Task prompt: Transcribe the material in full, exactly as written.

-------- Record excerpts

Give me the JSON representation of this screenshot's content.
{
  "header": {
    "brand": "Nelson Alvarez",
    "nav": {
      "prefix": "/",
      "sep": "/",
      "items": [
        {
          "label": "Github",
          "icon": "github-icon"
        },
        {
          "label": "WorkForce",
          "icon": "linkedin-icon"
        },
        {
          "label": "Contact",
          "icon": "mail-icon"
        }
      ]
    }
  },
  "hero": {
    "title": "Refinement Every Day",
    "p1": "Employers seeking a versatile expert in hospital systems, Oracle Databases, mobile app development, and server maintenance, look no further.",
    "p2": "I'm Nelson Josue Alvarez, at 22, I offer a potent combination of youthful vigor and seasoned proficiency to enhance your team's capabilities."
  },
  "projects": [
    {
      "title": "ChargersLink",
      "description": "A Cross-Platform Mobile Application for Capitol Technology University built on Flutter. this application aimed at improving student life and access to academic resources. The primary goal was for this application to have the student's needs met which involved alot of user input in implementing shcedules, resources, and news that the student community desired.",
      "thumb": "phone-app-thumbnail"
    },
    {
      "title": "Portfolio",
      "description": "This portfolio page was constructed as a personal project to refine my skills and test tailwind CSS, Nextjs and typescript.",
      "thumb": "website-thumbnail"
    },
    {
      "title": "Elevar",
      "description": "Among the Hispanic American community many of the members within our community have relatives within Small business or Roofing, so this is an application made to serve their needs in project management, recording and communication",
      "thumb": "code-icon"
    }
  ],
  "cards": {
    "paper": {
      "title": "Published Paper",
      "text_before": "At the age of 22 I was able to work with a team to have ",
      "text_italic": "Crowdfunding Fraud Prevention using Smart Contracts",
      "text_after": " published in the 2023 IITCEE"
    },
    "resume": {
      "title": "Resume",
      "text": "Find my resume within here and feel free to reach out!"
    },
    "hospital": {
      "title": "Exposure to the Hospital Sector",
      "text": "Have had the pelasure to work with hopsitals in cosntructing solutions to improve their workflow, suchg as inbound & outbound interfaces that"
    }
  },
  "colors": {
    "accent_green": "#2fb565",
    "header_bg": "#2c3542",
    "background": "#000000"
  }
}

----------------

Output of the task:
Give me the JSON representation of this screenshot's content.
{
  "header": {
    "brand": "Nelson Alvarez",
    "nav": {
      "prefix": "/",
      "sep": "/",
      "items": [
        {
          "label": "Github",
          "icon": "github-icon"
        },
        {
          "label": "WorkForce",
          "icon": "linkedin-icon"
        },
        {
          "label": "Contact",
          "icon": "mail-icon"
        }
      ]
    }
  },
  "hero": {
    "title": "Refinement Every Day",
    "p1": "Employers seeking a versatile expert in hospital systems, Oracle Databases, mobile app development, and server maintenance, look no further.",
    "p2": "I'm Nelson Josue Alvarez, at 22, I offer a potent combination of youthful vigor and seasoned proficiency to enhance your team's capabilities."
  },
  "projects": [
    {
      "title": "ChargersLink",
      "description": "A Cross-Platform Mobile Application for Capitol Technology University built on Flutter. this application aimed at improving student life and access to academic resources. The primary goal was for this application to have the student's needs met which involved alot of user input in implementing shcedules, resources, and news that the student community desired.",
      "thumb": "phone-app-thumbnail"
    },
    {
      "title": "Portfolio",
      "description": "This portfolio page was constructed as a personal project to refine my skills and test tailwind CSS, Nextjs and typescript.",
      "thumb": "website-thumbnail"
    },
    {
      "title": "Elevar",
      "description": "Among the Hispanic American community many of the members within our community have relatives within Small business or Roofing, so this is an application made to serve their needs in project management, recording and communication",
      "thumb": "code-icon"
    }
  ],
  "cards": {
    "paper": {
      "title": "Published Paper",
      "text_before": "At the age of 22 I was able to work with a team to have ",
      "text_italic": "Crowdfunding Fraud Prevention using Smart Contracts",
      "text_after": " published in the 2023 IITCEE"
    },
    "resume": {
      "title": "Resume",
      "text": "Find my resume within here and feel free to reach out!"
    },
    "hospital": {
      "title": "Exposure to the Hospital Sector",
      "text": "Have had the pelasure to work with hopsitals in cosntructing solutions to improve their workflow, suchg as inbound & outbound interfaces that"
    }
  },
  "colors": {
    "accent_green": "#2fb565",
    "header_bg": "#2c3542",
    "background": "#000000"
  }
}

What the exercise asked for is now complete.